◆ **Written problem**
Extract each line containing the string "Desc".
____
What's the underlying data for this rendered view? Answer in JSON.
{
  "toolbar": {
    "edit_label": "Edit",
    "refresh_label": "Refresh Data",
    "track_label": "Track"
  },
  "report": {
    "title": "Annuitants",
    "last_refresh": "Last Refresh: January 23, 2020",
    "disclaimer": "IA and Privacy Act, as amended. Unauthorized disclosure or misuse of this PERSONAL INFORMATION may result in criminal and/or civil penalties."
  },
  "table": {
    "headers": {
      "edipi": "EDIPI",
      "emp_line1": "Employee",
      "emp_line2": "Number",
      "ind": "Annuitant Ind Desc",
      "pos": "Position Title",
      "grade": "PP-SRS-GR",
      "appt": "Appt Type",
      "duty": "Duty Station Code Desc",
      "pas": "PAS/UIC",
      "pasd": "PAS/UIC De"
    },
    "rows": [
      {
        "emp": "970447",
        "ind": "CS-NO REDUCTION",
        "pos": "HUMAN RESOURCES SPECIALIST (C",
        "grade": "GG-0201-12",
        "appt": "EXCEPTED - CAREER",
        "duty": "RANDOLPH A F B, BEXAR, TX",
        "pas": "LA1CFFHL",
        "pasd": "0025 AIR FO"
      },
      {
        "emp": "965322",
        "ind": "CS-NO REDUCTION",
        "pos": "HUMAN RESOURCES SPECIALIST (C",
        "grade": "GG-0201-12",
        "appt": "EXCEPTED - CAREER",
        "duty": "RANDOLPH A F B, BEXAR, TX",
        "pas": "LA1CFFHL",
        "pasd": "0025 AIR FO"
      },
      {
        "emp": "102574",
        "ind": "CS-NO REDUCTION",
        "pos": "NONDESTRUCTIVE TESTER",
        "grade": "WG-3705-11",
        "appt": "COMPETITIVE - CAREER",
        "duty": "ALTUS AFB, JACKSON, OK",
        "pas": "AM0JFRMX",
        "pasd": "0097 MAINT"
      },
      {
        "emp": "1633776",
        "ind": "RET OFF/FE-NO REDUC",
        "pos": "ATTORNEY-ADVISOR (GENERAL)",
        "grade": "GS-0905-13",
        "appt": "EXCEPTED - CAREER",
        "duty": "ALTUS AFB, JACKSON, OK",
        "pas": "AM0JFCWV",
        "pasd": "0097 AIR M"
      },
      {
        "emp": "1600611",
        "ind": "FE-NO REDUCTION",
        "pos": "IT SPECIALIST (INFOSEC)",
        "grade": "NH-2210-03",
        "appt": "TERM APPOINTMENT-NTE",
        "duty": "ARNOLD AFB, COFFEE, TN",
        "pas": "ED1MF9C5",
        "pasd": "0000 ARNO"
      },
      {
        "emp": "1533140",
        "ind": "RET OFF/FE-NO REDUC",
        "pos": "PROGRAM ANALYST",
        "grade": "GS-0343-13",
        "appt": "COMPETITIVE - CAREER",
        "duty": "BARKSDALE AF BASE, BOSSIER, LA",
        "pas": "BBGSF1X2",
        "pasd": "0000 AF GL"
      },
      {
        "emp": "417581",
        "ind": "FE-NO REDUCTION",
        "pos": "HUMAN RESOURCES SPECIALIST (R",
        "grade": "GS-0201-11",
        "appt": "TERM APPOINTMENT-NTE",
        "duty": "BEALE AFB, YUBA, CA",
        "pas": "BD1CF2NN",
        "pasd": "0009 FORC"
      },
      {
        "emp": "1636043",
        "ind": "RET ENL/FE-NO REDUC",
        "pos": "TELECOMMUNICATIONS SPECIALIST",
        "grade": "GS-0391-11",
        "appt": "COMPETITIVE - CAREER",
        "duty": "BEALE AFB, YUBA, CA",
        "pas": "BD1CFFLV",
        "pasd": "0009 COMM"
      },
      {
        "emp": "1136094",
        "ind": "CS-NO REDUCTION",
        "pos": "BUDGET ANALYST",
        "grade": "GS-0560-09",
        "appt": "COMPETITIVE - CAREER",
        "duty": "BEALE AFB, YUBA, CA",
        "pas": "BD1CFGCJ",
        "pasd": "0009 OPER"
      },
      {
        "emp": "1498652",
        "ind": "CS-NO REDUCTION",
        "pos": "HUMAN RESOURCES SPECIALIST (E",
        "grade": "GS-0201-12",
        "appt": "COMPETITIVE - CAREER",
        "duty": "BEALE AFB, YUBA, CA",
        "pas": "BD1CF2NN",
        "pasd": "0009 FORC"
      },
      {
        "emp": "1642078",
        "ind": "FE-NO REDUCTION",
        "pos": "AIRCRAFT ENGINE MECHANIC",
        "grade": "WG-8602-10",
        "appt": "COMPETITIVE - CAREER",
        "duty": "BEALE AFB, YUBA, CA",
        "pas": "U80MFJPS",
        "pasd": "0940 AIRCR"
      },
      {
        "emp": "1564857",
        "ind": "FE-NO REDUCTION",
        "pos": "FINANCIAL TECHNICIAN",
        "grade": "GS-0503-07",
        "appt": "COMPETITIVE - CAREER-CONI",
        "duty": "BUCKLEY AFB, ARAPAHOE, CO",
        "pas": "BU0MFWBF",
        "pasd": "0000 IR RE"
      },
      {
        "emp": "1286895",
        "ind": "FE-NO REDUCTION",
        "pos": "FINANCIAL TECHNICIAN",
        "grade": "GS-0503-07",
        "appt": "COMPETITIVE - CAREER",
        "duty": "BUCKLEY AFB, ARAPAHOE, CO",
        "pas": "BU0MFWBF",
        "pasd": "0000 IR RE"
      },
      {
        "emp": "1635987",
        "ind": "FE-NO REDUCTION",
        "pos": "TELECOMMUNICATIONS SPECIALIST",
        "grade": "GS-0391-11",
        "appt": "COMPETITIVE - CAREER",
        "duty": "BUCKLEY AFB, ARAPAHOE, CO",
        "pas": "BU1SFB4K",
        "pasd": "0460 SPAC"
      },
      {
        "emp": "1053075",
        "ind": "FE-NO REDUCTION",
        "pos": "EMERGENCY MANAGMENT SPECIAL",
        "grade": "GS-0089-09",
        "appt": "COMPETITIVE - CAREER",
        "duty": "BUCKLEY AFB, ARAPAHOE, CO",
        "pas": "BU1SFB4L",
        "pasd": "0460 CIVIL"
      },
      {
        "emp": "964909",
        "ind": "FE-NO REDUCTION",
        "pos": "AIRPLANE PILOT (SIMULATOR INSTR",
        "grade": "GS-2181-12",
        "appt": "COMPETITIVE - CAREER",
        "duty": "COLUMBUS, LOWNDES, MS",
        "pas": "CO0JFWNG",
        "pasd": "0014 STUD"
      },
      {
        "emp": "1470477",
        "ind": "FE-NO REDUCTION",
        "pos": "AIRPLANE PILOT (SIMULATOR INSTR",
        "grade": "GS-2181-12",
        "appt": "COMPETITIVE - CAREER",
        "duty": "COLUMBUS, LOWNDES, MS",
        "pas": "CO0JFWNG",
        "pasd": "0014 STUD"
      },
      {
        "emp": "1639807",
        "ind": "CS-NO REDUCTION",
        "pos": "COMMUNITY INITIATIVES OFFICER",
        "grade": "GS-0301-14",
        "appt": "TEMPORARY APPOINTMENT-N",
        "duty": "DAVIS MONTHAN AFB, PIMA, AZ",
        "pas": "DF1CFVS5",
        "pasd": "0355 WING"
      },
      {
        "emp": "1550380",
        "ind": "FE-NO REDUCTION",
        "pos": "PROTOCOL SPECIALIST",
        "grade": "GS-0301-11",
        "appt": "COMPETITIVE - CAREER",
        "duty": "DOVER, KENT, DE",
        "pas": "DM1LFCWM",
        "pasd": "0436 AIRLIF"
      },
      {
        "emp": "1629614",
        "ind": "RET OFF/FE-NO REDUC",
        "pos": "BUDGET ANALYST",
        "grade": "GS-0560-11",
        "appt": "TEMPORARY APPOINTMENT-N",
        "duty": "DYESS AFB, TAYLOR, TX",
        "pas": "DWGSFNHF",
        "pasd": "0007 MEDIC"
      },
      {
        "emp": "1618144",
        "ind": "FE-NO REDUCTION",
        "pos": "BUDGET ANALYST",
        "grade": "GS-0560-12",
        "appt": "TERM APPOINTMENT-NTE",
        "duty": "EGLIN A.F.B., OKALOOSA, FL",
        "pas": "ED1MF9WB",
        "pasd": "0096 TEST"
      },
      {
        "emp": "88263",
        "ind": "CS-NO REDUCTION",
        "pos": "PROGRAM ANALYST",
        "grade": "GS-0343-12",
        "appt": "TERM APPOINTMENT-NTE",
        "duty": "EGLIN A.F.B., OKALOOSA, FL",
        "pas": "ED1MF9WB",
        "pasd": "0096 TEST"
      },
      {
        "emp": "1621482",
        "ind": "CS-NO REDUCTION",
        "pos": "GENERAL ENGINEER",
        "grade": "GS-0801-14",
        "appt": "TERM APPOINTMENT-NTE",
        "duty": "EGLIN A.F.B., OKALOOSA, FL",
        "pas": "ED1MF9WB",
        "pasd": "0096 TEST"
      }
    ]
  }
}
____
◆ **Written reply**
      "ind": "Annuitant Ind Desc",
      "duty": "Duty Station Code Desc",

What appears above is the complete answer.